THE EXERCISE:
Each record must be reproduced exactly as it is shown.

TASK INPUTS:
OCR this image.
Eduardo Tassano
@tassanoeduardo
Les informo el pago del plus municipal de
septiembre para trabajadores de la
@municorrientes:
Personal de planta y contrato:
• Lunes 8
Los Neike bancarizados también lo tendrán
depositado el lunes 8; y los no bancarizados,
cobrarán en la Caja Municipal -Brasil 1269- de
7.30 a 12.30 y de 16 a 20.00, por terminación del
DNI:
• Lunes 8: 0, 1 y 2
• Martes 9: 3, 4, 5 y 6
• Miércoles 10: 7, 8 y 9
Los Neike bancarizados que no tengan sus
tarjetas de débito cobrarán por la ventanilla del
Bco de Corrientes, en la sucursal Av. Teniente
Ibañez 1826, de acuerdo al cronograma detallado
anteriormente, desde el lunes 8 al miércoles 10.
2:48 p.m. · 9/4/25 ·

RESULT FOR THIS TASK:
OCR this image.
Eduardo Tassano
@tassanoeduardo
Les informo el pago del plus municipal de
septiembre para trabajadores de la
@municorrientes:
Personal de planta y contrato:
• Lunes 8
Los Neike bancarizados también lo tendrán
depositado el lunes 8; y los no bancarizados,
cobrarán en la Caja Municipal -Brasil 1269- de
7.30 a 12.30 y de 16 a 20.00, por terminación del
DNI:
• Lunes 8: 0, 1 y 2
• Martes 9: 3, 4, 5 y 6
• Miércoles 10: 7, 8 y 9
Los Neike bancarizados que no tengan sus
tarjetas de débito cobrarán por la ventanilla del
Bco de Corrientes, en la sucursal Av. Teniente
Ibañez 1826, de acuerdo al cronograma detallado
anteriormente, desde el lunes 8 al miércoles 10.
2:48 p.m. · 9/4/25 ·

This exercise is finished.